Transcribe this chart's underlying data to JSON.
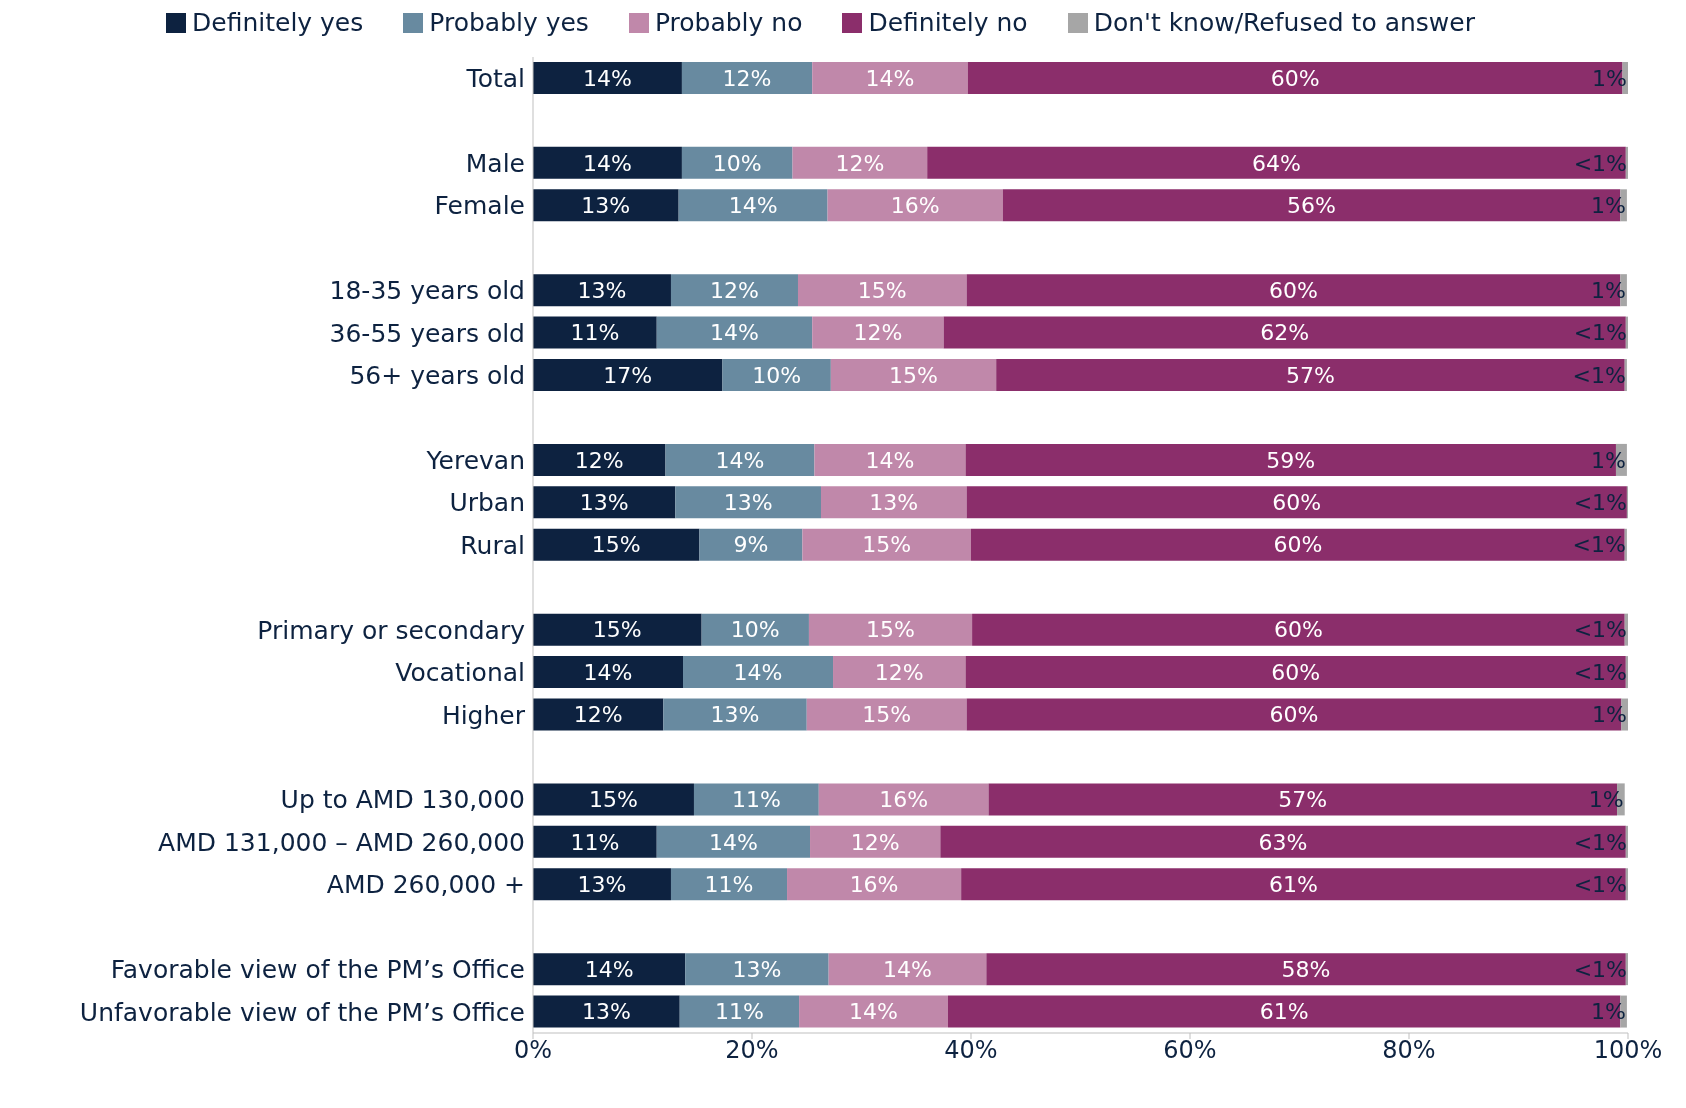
{
  "chart_data": {
    "type": "bar",
    "orientation": "horizontal",
    "stacked": true,
    "legend": "top",
    "categories": [
      "Total",
      null,
      "Male",
      "Female",
      null,
      "18-35 years old",
      "36-55 years old",
      "56+ years old",
      null,
      "Yerevan",
      "Urban",
      "Rural",
      null,
      "Primary or secondary",
      "Vocational",
      "Higher",
      null,
      "Up to AMD 130,000",
      "AMD 131,000 – AMD 260,000",
      "AMD 260,000 +",
      null,
      "Favorable view of the PM’s Office",
      "Unfavorable view of the PM’s Office"
    ],
    "xlim": [
      0,
      100
    ],
    "xticks": [
      {
        "value": 0,
        "label": "0%"
      },
      {
        "value": 20,
        "label": "20%"
      },
      {
        "value": 40,
        "label": "40%"
      },
      {
        "value": 60,
        "label": "60%"
      },
      {
        "value": 80,
        "label": "80%"
      },
      {
        "value": 100,
        "label": "100%"
      }
    ],
    "series": [
      {
        "name": "Definitely yes",
        "color": "#0d2240",
        "values": [
          13.6,
          null,
          13.6,
          13.3,
          null,
          12.6,
          11.3,
          17.3,
          null,
          12.1,
          13.0,
          15.2,
          null,
          15.4,
          13.7,
          11.9,
          null,
          14.7,
          11.3,
          12.6,
          null,
          13.9,
          13.4
        ],
        "value_labels": [
          "14%",
          null,
          "14%",
          "13%",
          null,
          "13%",
          "11%",
          "17%",
          null,
          "12%",
          "13%",
          "15%",
          null,
          "15%",
          "14%",
          "12%",
          null,
          "15%",
          "11%",
          "13%",
          null,
          "14%",
          "13%"
        ]
      },
      {
        "name": "Probably yes",
        "color": "#688aa0",
        "values": [
          11.9,
          null,
          10.1,
          13.6,
          null,
          11.6,
          14.2,
          9.9,
          null,
          13.6,
          13.3,
          9.4,
          null,
          9.8,
          13.7,
          13.1,
          null,
          11.4,
          14.0,
          10.6,
          null,
          13.1,
          10.9
        ],
        "value_labels": [
          "12%",
          null,
          "10%",
          "14%",
          null,
          "12%",
          "14%",
          "10%",
          null,
          "14%",
          "13%",
          "9%",
          null,
          "10%",
          "14%",
          "13%",
          null,
          "11%",
          "14%",
          "11%",
          null,
          "13%",
          "11%"
        ]
      },
      {
        "name": "Probably no",
        "color": "#c088aa",
        "values": [
          14.2,
          null,
          12.3,
          16.0,
          null,
          15.4,
          12.0,
          15.1,
          null,
          13.8,
          13.3,
          15.4,
          null,
          14.9,
          12.1,
          14.6,
          null,
          15.5,
          11.9,
          15.9,
          null,
          14.4,
          13.6
        ],
        "value_labels": [
          "14%",
          null,
          "12%",
          "16%",
          null,
          "15%",
          "12%",
          "15%",
          null,
          "14%",
          "13%",
          "15%",
          null,
          "15%",
          "12%",
          "15%",
          null,
          "16%",
          "12%",
          "16%",
          null,
          "14%",
          "14%"
        ]
      },
      {
        "name": "Definitely no",
        "color": "#8b2e6b",
        "values": [
          59.8,
          null,
          63.8,
          56.4,
          null,
          59.7,
          62.3,
          57.4,
          null,
          59.4,
          60.3,
          59.7,
          null,
          59.6,
          60.3,
          59.8,
          null,
          57.4,
          62.6,
          60.7,
          null,
          58.4,
          61.4
        ],
        "value_labels": [
          "60%",
          null,
          "64%",
          "56%",
          null,
          "60%",
          "62%",
          "57%",
          null,
          "59%",
          "60%",
          "60%",
          null,
          "60%",
          "60%",
          "60%",
          null,
          "57%",
          "63%",
          "61%",
          null,
          "58%",
          "61%"
        ]
      },
      {
        "name": "Don't know/Refused to answer",
        "color": "#a6a6a6",
        "values": [
          0.5,
          null,
          0.2,
          0.6,
          null,
          0.6,
          0.2,
          0.2,
          null,
          1.0,
          0.1,
          0.2,
          null,
          0.3,
          0.2,
          0.6,
          null,
          0.7,
          0.2,
          0.2,
          null,
          0.2,
          0.6
        ],
        "value_labels": [
          "1%",
          null,
          "<1%",
          "1%",
          null,
          "1%",
          "<1%",
          "<1%",
          null,
          "1%",
          "<1%",
          "<1%",
          null,
          "<1%",
          "<1%",
          "1%",
          null,
          "1%",
          "<1%",
          "<1%",
          null,
          "<1%",
          "1%"
        ]
      }
    ]
  }
}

Problem statement ▸ Output all of the data exactly as it stands, minus any images.

Output ▸
Transcribe this chart's underlying data to JSON.
{
  "chart_data": {
    "type": "bar",
    "orientation": "horizontal",
    "stacked": true,
    "legend": "top",
    "categories": [
      "Total",
      null,
      "Male",
      "Female",
      null,
      "18-35 years old",
      "36-55 years old",
      "56+ years old",
      null,
      "Yerevan",
      "Urban",
      "Rural",
      null,
      "Primary or secondary",
      "Vocational",
      "Higher",
      null,
      "Up to AMD 130,000",
      "AMD 131,000 – AMD 260,000",
      "AMD 260,000 +",
      null,
      "Favorable view of the PM’s Office",
      "Unfavorable view of the PM’s Office"
    ],
    "xlim": [
      0,
      100
    ],
    "xticks": [
      {
        "value": 0,
        "label": "0%"
      },
      {
        "value": 20,
        "label": "20%"
      },
      {
        "value": 40,
        "label": "40%"
      },
      {
        "value": 60,
        "label": "60%"
      },
      {
        "value": 80,
        "label": "80%"
      },
      {
        "value": 100,
        "label": "100%"
      }
    ],
    "series": [
      {
        "name": "Definitely yes",
        "color": "#0d2240",
        "values": [
          13.6,
          null,
          13.6,
          13.3,
          null,
          12.6,
          11.3,
          17.3,
          null,
          12.1,
          13.0,
          15.2,
          null,
          15.4,
          13.7,
          11.9,
          null,
          14.7,
          11.3,
          12.6,
          null,
          13.9,
          13.4
        ],
        "value_labels": [
          "14%",
          null,
          "14%",
          "13%",
          null,
          "13%",
          "11%",
          "17%",
          null,
          "12%",
          "13%",
          "15%",
          null,
          "15%",
          "14%",
          "12%",
          null,
          "15%",
          "11%",
          "13%",
          null,
          "14%",
          "13%"
        ]
      },
      {
        "name": "Probably yes",
        "color": "#688aa0",
        "values": [
          11.9,
          null,
          10.1,
          13.6,
          null,
          11.6,
          14.2,
          9.9,
          null,
          13.6,
          13.3,
          9.4,
          null,
          9.8,
          13.7,
          13.1,
          null,
          11.4,
          14.0,
          10.6,
          null,
          13.1,
          10.9
        ],
        "value_labels": [
          "12%",
          null,
          "10%",
          "14%",
          null,
          "12%",
          "14%",
          "10%",
          null,
          "14%",
          "13%",
          "9%",
          null,
          "10%",
          "14%",
          "13%",
          null,
          "11%",
          "14%",
          "11%",
          null,
          "13%",
          "11%"
        ]
      },
      {
        "name": "Probably no",
        "color": "#c088aa",
        "values": [
          14.2,
          null,
          12.3,
          16.0,
          null,
          15.4,
          12.0,
          15.1,
          null,
          13.8,
          13.3,
          15.4,
          null,
          14.9,
          12.1,
          14.6,
          null,
          15.5,
          11.9,
          15.9,
          null,
          14.4,
          13.6
        ],
        "value_labels": [
          "14%",
          null,
          "12%",
          "16%",
          null,
          "15%",
          "12%",
          "15%",
          null,
          "14%",
          "13%",
          "15%",
          null,
          "15%",
          "12%",
          "15%",
          null,
          "16%",
          "12%",
          "16%",
          null,
          "14%",
          "14%"
        ]
      },
      {
        "name": "Definitely no",
        "color": "#8b2e6b",
        "values": [
          59.8,
          null,
          63.8,
          56.4,
          null,
          59.7,
          62.3,
          57.4,
          null,
          59.4,
          60.3,
          59.7,
          null,
          59.6,
          60.3,
          59.8,
          null,
          57.4,
          62.6,
          60.7,
          null,
          58.4,
          61.4
        ],
        "value_labels": [
          "60%",
          null,
          "64%",
          "56%",
          null,
          "60%",
          "62%",
          "57%",
          null,
          "59%",
          "60%",
          "60%",
          null,
          "60%",
          "60%",
          "60%",
          null,
          "57%",
          "63%",
          "61%",
          null,
          "58%",
          "61%"
        ]
      },
      {
        "name": "Don't know/Refused to answer",
        "color": "#a6a6a6",
        "values": [
          0.5,
          null,
          0.2,
          0.6,
          null,
          0.6,
          0.2,
          0.2,
          null,
          1.0,
          0.1,
          0.2,
          null,
          0.3,
          0.2,
          0.6,
          null,
          0.7,
          0.2,
          0.2,
          null,
          0.2,
          0.6
        ],
        "value_labels": [
          "1%",
          null,
          "<1%",
          "1%",
          null,
          "1%",
          "<1%",
          "<1%",
          null,
          "1%",
          "<1%",
          "<1%",
          null,
          "<1%",
          "<1%",
          "1%",
          null,
          "1%",
          "<1%",
          "<1%",
          null,
          "<1%",
          "1%"
        ]
      }
    ]
  }
}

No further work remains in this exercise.